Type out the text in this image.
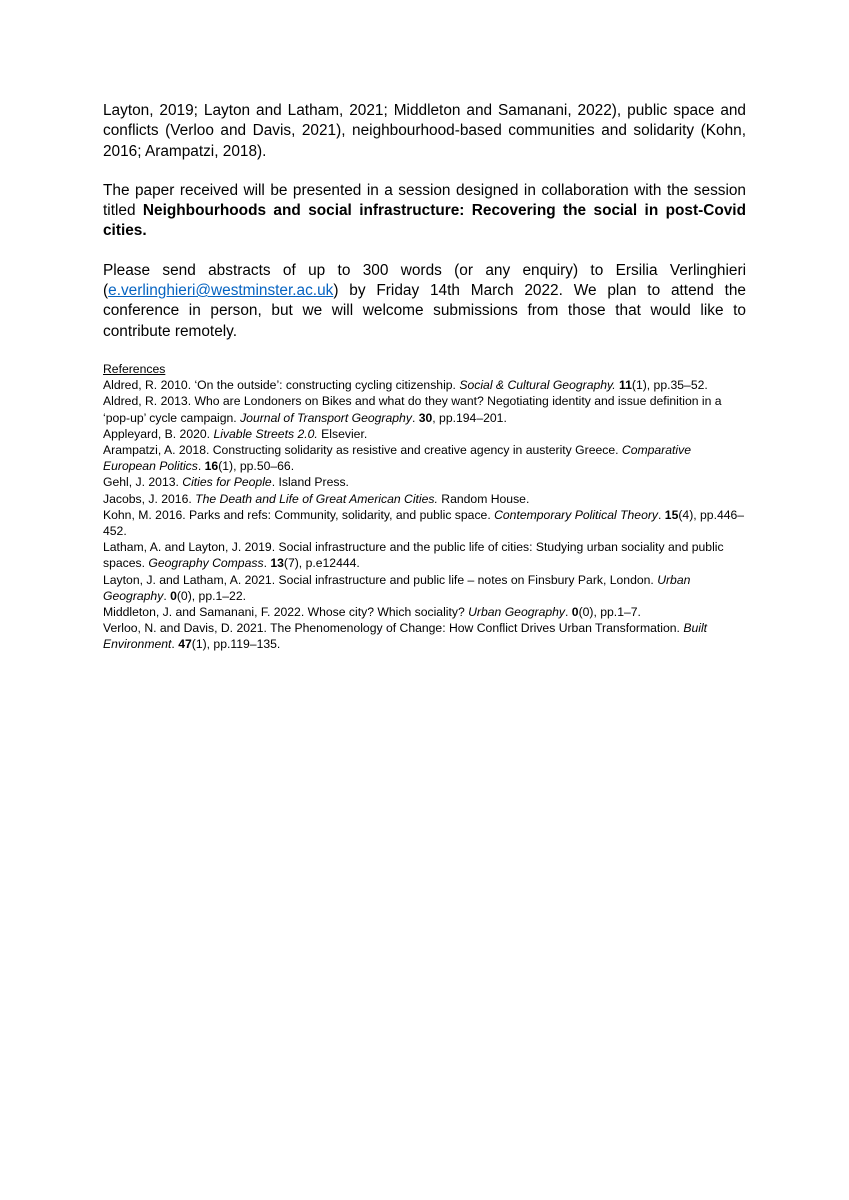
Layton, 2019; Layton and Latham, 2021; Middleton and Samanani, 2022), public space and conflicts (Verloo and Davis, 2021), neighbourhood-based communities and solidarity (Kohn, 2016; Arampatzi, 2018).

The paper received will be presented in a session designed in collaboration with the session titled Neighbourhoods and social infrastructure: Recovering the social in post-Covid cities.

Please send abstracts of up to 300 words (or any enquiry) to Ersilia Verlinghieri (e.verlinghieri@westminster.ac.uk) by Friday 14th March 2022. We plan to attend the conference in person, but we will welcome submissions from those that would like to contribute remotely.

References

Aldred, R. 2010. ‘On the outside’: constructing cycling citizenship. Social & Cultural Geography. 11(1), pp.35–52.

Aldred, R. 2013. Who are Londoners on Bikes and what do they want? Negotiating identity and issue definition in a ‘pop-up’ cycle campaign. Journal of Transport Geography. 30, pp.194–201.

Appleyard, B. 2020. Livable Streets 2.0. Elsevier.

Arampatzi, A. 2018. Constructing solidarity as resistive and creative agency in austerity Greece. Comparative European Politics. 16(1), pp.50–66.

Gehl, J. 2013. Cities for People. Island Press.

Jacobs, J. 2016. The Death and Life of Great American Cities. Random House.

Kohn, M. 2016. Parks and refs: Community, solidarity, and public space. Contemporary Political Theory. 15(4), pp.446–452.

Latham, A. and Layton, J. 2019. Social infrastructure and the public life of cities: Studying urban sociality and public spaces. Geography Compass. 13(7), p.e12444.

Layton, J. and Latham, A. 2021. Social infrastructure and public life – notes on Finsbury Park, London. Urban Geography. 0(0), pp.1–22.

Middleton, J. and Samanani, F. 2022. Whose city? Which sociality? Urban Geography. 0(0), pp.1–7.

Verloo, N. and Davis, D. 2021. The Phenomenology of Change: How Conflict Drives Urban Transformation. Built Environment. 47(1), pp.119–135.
------
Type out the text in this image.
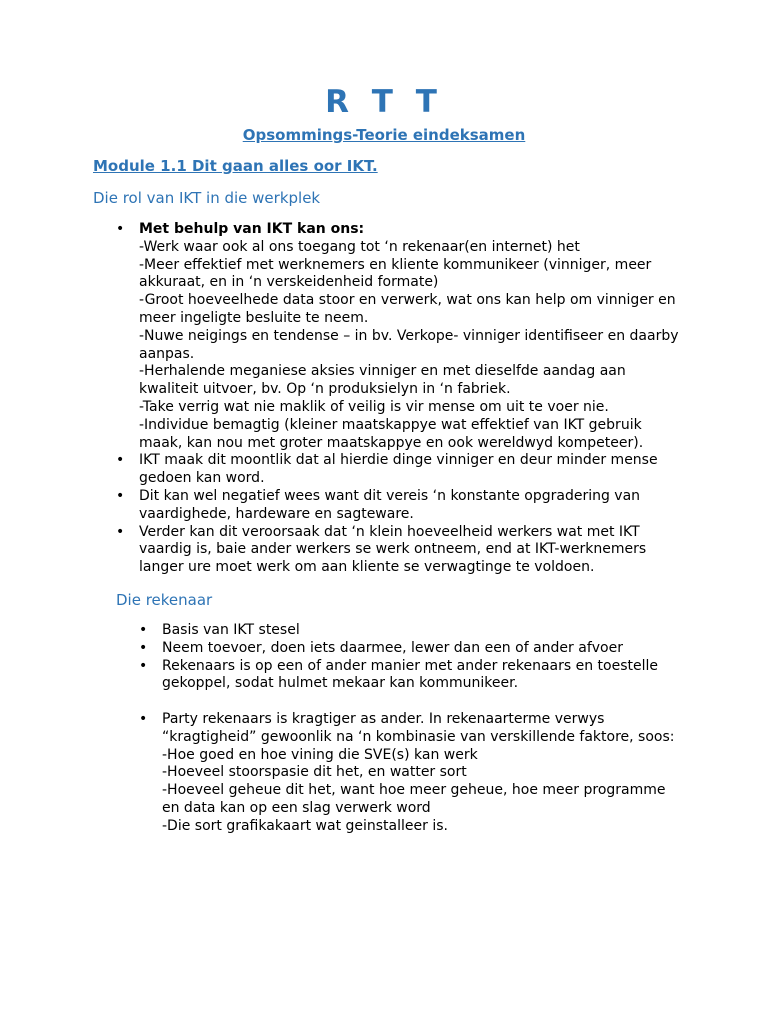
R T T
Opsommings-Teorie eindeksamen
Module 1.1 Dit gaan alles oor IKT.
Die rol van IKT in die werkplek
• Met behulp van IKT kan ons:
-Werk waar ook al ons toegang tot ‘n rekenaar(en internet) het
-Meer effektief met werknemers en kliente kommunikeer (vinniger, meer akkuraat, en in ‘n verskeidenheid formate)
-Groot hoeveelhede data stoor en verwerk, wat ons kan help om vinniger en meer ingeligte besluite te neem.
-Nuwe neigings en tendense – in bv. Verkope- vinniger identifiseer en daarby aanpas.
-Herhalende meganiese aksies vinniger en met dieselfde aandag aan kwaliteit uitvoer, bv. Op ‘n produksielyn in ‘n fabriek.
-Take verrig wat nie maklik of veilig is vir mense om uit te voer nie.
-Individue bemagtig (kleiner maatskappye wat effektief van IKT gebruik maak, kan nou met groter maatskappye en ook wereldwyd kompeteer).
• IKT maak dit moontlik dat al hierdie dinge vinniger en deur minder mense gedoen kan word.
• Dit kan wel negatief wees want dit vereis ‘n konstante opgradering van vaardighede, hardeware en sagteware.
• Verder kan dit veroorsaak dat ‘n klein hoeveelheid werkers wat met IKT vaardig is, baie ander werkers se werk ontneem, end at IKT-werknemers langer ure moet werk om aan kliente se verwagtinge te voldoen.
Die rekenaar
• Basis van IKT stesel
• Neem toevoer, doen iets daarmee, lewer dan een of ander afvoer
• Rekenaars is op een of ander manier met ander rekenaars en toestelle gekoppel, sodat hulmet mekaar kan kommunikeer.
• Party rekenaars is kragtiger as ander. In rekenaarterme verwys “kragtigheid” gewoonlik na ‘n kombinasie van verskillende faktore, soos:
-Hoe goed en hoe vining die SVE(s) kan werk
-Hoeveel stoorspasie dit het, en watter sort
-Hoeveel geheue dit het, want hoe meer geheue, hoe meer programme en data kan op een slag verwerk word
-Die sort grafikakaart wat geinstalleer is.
------
THE EXERCISE:
Your task is to collect every line above that contains the word "vinniger".

ANSWER TO THIS TASK:
-Meer effektief met werknemers en kliente kommunikeer (vinniger, meer akkuraat, en in ‘n verskeidenheid formate)
-Groot hoeveelhede data stoor en verwerk, wat ons kan help om vinniger en meer ingeligte besluite te neem.
-Nuwe neigings en tendense – in bv. Verkope- vinniger identifiseer en daarby aanpas.
-Herhalende meganiese aksies vinniger en met dieselfde aandag aan kwaliteit uitvoer, bv. Op ‘n produksielyn in ‘n fabriek.
• IKT maak dit moontlik dat al hierdie dinge vinniger en deur minder mense gedoen kan word.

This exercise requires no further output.